Saved entries:
start
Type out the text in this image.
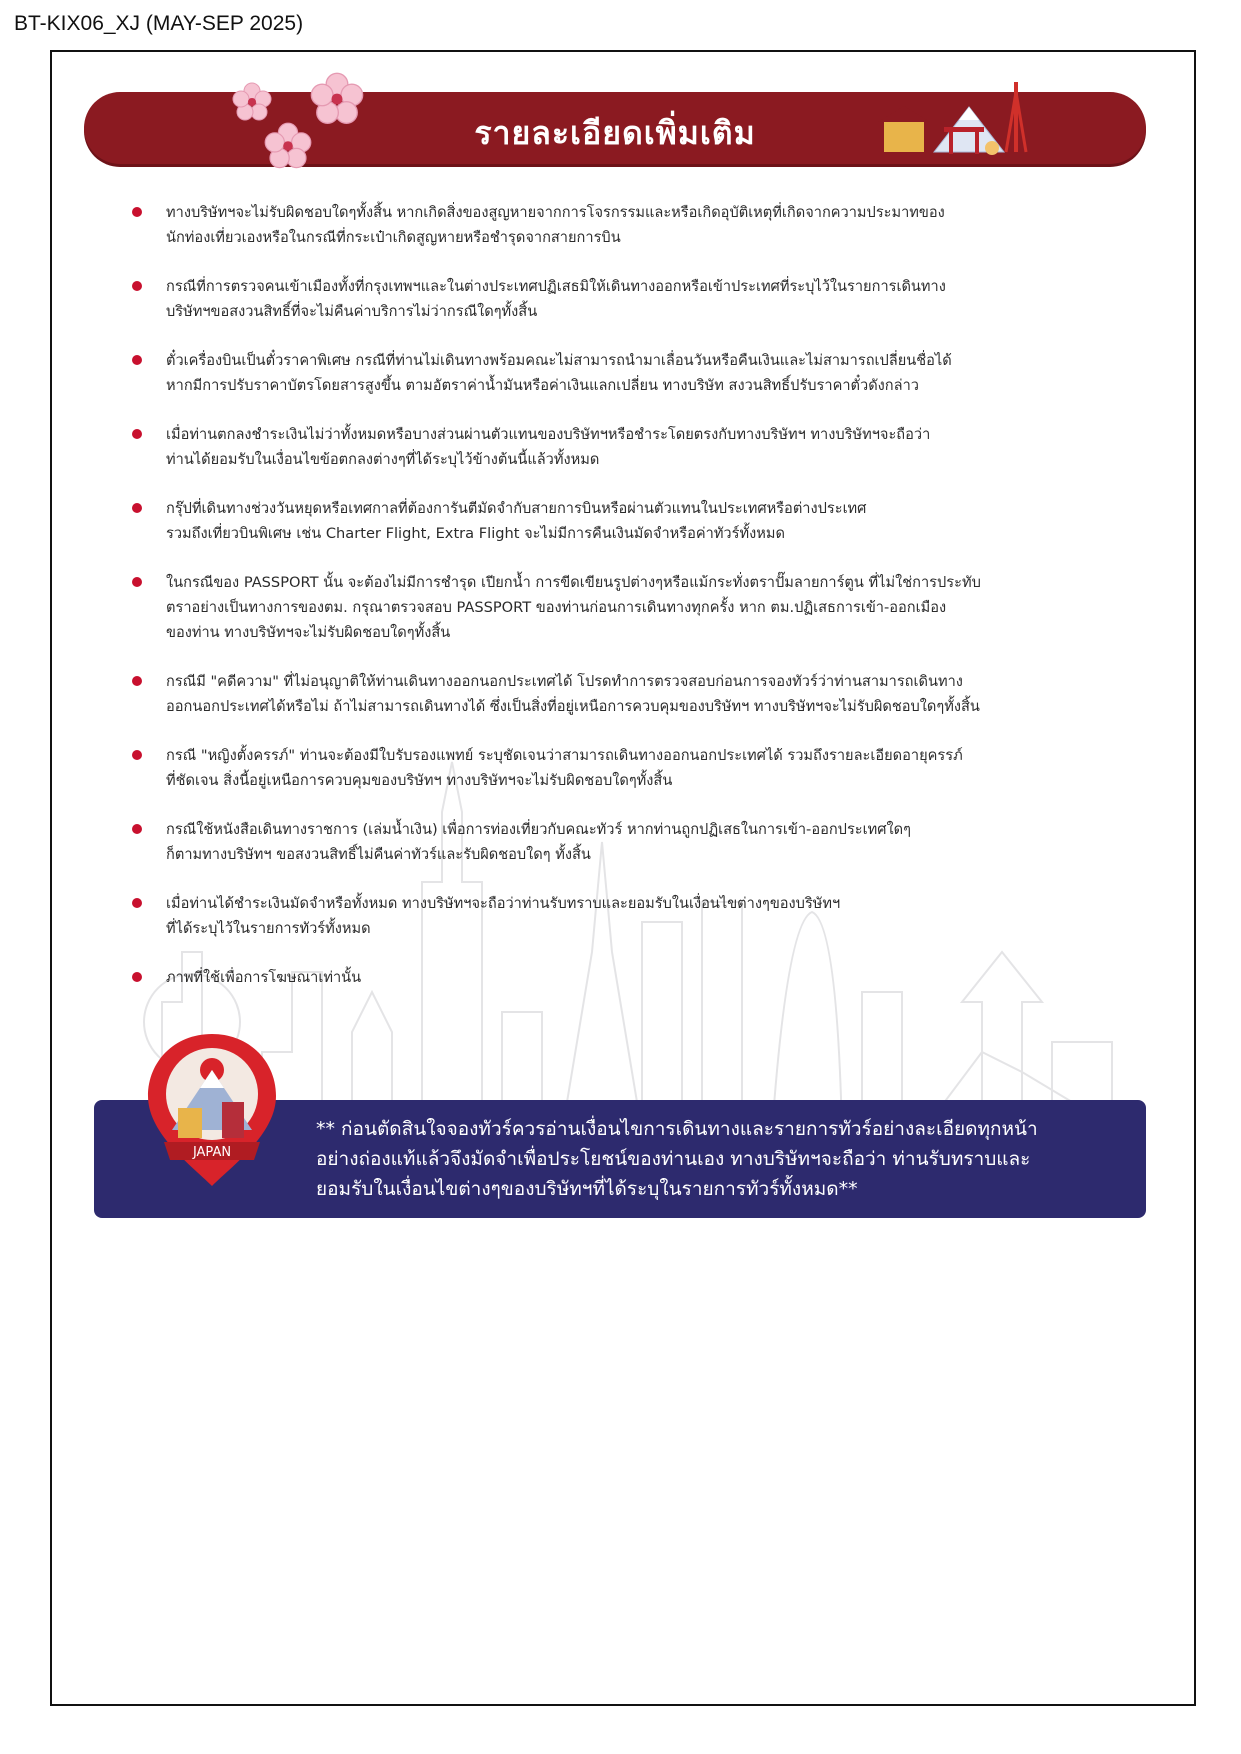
BT-KIX06_XJ (MAY-SEP 2025)
รายละเอียดเพิ่มเติม
ทางบริษัทฯจะไม่รับผิดชอบใดๆทั้งสิ้น หากเกิดสิ่งของสูญหายจากการโจรกรรมและหรือเกิดอุบัติเหตุที่เกิดจากความประมาทของ
นักท่องเที่ยวเองหรือในกรณีที่กระเป๋าเกิดสูญหายหรือชำรุดจากสายการบิน
กรณีที่การตรวจคนเข้าเมืองทั้งที่กรุงเทพฯและในต่างประเทศปฏิเสธมิให้เดินทางออกหรือเข้าประเทศที่ระบุไว้ในรายการเดินทาง
บริษัทฯขอสงวนสิทธิ์ที่จะไม่คืนค่าบริการไม่ว่ากรณีใดๆทั้งสิ้น
ตั๋วเครื่องบินเป็นตั๋วราคาพิเศษ กรณีที่ท่านไม่เดินทางพร้อมคณะไม่สามารถนำมาเลื่อนวันหรือคืนเงินและไม่สามารถเปลี่ยนชื่อได้
หากมีการปรับราคาบัตรโดยสารสูงขึ้น ตามอัตราค่าน้ำมันหรือค่าเงินแลกเปลี่ยน ทางบริษัท สงวนสิทธิ์ปรับราคาตั๋วดังกล่าว
เมื่อท่านตกลงชำระเงินไม่ว่าทั้งหมดหรือบางส่วนผ่านตัวแทนของบริษัทฯหรือชำระโดยตรงกับทางบริษัทฯ ทางบริษัทฯจะถือว่า
ท่านได้ยอมรับในเงื่อนไขข้อตกลงต่างๆที่ได้ระบุไว้ข้างต้นนี้แล้วทั้งหมด
กรุ๊ปที่เดินทางช่วงวันหยุดหรือเทศกาลที่ต้องการันตีมัดจำกับสายการบินหรือผ่านตัวแทนในประเทศหรือต่างประเทศ
รวมถึงเที่ยวบินพิเศษ เช่น Charter Flight, Extra Flight จะไม่มีการคืนเงินมัดจำหรือค่าทัวร์ทั้งหมด
ในกรณีของ PASSPORT นั้น จะต้องไม่มีการชำรุด เปียกน้ำ การขีดเขียนรูปต่างๆหรือแม้กระทั่งตราปั๊มลายการ์ตูน ที่ไม่ใช่การประทับ
ตราอย่างเป็นทางการของตม. กรุณาตรวจสอบ PASSPORT ของท่านก่อนการเดินทางทุกครั้ง หาก ตม.ปฏิเสธการเข้า-ออกเมือง
ของท่าน ทางบริษัทฯจะไม่รับผิดชอบใดๆทั้งสิ้น
กรณีมี "คดีความ" ที่ไม่อนุญาติให้ท่านเดินทางออกนอกประเทศได้ โปรดทำการตรวจสอบก่อนการจองทัวร์ว่าท่านสามารถเดินทาง
ออกนอกประเทศได้หรือไม่ ถ้าไม่สามารถเดินทางได้ ซึ่งเป็นสิ่งที่อยู่เหนือการควบคุมของบริษัทฯ ทางบริษัทฯจะไม่รับผิดชอบใดๆทั้งสิ้น
กรณี "หญิงตั้งครรภ์" ท่านจะต้องมีใบรับรองแพทย์ ระบุชัดเจนว่าสามารถเดินทางออกนอกประเทศได้ รวมถึงรายละเอียดอายุครรภ์
ที่ชัดเจน สิ่งนี้อยู่เหนือการควบคุมของบริษัทฯ ทางบริษัทฯจะไม่รับผิดชอบใดๆทั้งสิ้น
กรณีใช้หนังสือเดินทางราชการ (เล่มน้ำเงิน) เพื่อการท่องเที่ยวกับคณะทัวร์ หากท่านถูกปฏิเสธในการเข้า-ออกประเทศใดๆ
ก็ตามทางบริษัทฯ ขอสงวนสิทธิ์ไม่คืนค่าทัวร์และรับผิดชอบใดๆ ทั้งสิ้น
เมื่อท่านได้ชำระเงินมัดจำหรือทั้งหมด ทางบริษัทฯจะถือว่าท่านรับทราบและยอมรับในเงื่อนไขต่างๆของบริษัทฯ
ที่ได้ระบุไว้ในรายการทัวร์ทั้งหมด
ภาพที่ใช้เพื่อการโฆษณาเท่านั้น
** ก่อนตัดสินใจจองทัวร์ควรอ่านเงื่อนไขการเดินทางและรายการทัวร์อย่างละเอียดทุกหน้า
อย่างถ่องแท้แล้วจึงมัดจำเพื่อประโยชน์ของท่านเอง ทางบริษัทฯจะถือว่า ท่านรับทราบและ
ยอมรับในเงื่อนไขต่างๆของบริษัทฯที่ได้ระบุในรายการทัวร์ทั้งหมด**
JAPAN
end
What the task requires: Each line holding the word "บในเง" counts once; report the total and nothing else.

Task result: 3